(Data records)
________________

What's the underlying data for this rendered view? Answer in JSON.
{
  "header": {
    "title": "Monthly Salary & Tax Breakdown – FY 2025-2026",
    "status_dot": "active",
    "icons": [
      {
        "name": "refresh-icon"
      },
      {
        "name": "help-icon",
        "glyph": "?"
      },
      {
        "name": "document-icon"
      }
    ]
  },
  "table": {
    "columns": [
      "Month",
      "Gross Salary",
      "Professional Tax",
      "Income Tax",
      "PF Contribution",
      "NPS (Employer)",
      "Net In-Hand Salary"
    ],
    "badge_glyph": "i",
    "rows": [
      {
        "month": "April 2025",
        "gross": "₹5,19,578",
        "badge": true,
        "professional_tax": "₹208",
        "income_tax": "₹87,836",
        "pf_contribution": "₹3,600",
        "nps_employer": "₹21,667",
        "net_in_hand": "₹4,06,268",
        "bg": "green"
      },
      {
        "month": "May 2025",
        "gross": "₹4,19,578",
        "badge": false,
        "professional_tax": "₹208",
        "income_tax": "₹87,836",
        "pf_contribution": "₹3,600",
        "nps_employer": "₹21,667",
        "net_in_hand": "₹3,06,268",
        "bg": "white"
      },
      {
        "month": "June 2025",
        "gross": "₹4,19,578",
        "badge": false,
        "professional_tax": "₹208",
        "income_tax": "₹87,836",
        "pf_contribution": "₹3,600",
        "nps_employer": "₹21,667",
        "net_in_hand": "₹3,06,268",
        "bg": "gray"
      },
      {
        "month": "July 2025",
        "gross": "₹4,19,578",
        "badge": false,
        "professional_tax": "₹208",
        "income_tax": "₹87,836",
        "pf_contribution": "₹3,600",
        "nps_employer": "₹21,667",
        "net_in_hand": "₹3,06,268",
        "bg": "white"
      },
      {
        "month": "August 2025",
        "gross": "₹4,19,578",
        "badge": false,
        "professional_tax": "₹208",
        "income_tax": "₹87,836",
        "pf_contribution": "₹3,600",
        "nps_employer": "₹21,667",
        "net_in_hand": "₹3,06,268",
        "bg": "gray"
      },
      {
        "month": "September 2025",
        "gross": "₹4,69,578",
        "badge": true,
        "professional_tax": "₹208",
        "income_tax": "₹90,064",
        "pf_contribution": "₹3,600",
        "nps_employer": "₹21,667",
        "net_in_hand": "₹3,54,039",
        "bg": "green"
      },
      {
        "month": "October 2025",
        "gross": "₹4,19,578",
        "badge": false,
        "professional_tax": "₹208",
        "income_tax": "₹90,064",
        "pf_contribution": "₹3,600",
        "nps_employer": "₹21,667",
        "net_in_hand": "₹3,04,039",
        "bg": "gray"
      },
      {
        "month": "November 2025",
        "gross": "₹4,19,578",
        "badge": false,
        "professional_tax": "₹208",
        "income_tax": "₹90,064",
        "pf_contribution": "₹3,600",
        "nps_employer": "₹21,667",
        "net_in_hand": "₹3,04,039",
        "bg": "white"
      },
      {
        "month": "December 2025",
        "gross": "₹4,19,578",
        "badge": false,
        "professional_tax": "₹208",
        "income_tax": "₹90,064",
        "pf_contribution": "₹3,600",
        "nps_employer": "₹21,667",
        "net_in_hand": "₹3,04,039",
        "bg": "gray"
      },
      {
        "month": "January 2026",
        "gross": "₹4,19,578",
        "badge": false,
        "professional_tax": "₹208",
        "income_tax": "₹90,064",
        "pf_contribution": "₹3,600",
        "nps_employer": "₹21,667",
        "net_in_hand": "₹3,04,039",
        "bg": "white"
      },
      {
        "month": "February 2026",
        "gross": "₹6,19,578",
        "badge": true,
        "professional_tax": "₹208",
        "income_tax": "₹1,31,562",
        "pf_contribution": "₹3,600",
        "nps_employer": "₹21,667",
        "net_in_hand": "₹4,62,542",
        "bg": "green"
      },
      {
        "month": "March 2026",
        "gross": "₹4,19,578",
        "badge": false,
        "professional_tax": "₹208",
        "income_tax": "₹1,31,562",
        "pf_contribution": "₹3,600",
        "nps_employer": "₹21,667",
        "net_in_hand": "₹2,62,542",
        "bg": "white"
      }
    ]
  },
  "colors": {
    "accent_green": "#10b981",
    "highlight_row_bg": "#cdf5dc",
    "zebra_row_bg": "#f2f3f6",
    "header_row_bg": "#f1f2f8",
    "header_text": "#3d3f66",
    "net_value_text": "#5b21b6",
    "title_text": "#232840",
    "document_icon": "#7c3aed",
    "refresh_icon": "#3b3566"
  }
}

________________

• _Exercise task_: Repeat each record exactly. Omit nothing.

• _Answer in full_:
What's the underlying data for this rendered view? Answer in JSON.
{
  "header": {
    "title": "Monthly Salary & Tax Breakdown – FY 2025-2026",
    "status_dot": "active",
    "icons": [
      {
        "name": "refresh-icon"
      },
      {
        "name": "help-icon",
        "glyph": "?"
      },
      {
        "name": "document-icon"
      }
    ]
  },
  "table": {
    "columns": [
      "Month",
      "Gross Salary",
      "Professional Tax",
      "Income Tax",
      "PF Contribution",
      "NPS (Employer)",
      "Net In-Hand Salary"
    ],
    "badge_glyph": "i",
    "rows": [
      {
        "month": "April 2025",
        "gross": "₹5,19,578",
        "badge": true,
        "professional_tax": "₹208",
        "income_tax": "₹87,836",
        "pf_contribution": "₹3,600",
        "nps_employer": "₹21,667",
        "net_in_hand": "₹4,06,268",
        "bg": "green"
      },
      {
        "month": "May 2025",
        "gross": "₹4,19,578",
        "badge": false,
        "professional_tax": "₹208",
        "income_tax": "₹87,836",
        "pf_contribution": "₹3,600",
        "nps_employer": "₹21,667",
        "net_in_hand": "₹3,06,268",
        "bg": "white"
      },
      {
        "month": "June 2025",
        "gross": "₹4,19,578",
        "badge": false,
        "professional_tax": "₹208",
        "income_tax": "₹87,836",
        "pf_contribution": "₹3,600",
        "nps_employer": "₹21,667",
        "net_in_hand": "₹3,06,268",
        "bg": "gray"
      },
      {
        "month": "July 2025",
        "gross": "₹4,19,578",
        "badge": false,
        "professional_tax": "₹208",
        "income_tax": "₹87,836",
        "pf_contribution": "₹3,600",
        "nps_employer": "₹21,667",
        "net_in_hand": "₹3,06,268",
        "bg": "white"
      },
      {
        "month": "August 2025",
        "gross": "₹4,19,578",
        "badge": false,
        "professional_tax": "₹208",
        "income_tax": "₹87,836",
        "pf_contribution": "₹3,600",
        "nps_employer": "₹21,667",
        "net_in_hand": "₹3,06,268",
        "bg": "gray"
      },
      {
        "month": "September 2025",
        "gross": "₹4,69,578",
        "badge": true,
        "professional_tax": "₹208",
        "income_tax": "₹90,064",
        "pf_contribution": "₹3,600",
        "nps_employer": "₹21,667",
        "net_in_hand": "₹3,54,039",
        "bg": "green"
      },
      {
        "month": "October 2025",
        "gross": "₹4,19,578",
        "badge": false,
        "professional_tax": "₹208",
        "income_tax": "₹90,064",
        "pf_contribution": "₹3,600",
        "nps_employer": "₹21,667",
        "net_in_hand": "₹3,04,039",
        "bg": "gray"
      },
      {
        "month": "November 2025",
        "gross": "₹4,19,578",
        "badge": false,
        "professional_tax": "₹208",
        "income_tax": "₹90,064",
        "pf_contribution": "₹3,600",
        "nps_employer": "₹21,667",
        "net_in_hand": "₹3,04,039",
        "bg": "white"
      },
      {
        "month": "December 2025",
        "gross": "₹4,19,578",
        "badge": false,
        "professional_tax": "₹208",
        "income_tax": "₹90,064",
        "pf_contribution": "₹3,600",
        "nps_employer": "₹21,667",
        "net_in_hand": "₹3,04,039",
        "bg": "gray"
      },
      {
        "month": "January 2026",
        "gross": "₹4,19,578",
        "badge": false,
        "professional_tax": "₹208",
        "income_tax": "₹90,064",
        "pf_contribution": "₹3,600",
        "nps_employer": "₹21,667",
        "net_in_hand": "₹3,04,039",
        "bg": "white"
      },
      {
        "month": "February 2026",
        "gross": "₹6,19,578",
        "badge": true,
        "professional_tax": "₹208",
        "income_tax": "₹1,31,562",
        "pf_contribution": "₹3,600",
        "nps_employer": "₹21,667",
        "net_in_hand": "₹4,62,542",
        "bg": "green"
      },
      {
        "month": "March 2026",
        "gross": "₹4,19,578",
        "badge": false,
        "professional_tax": "₹208",
        "income_tax": "₹1,31,562",
        "pf_contribution": "₹3,600",
        "nps_employer": "₹21,667",
        "net_in_hand": "₹2,62,542",
        "bg": "white"
      }
    ]
  },
  "colors": {
    "accent_green": "#10b981",
    "highlight_row_bg": "#cdf5dc",
    "zebra_row_bg": "#f2f3f6",
    "header_row_bg": "#f1f2f8",
    "header_text": "#3d3f66",
    "net_value_text": "#5b21b6",
    "title_text": "#232840",
    "document_icon": "#7c3aed",
    "refresh_icon": "#3b3566"
  }
}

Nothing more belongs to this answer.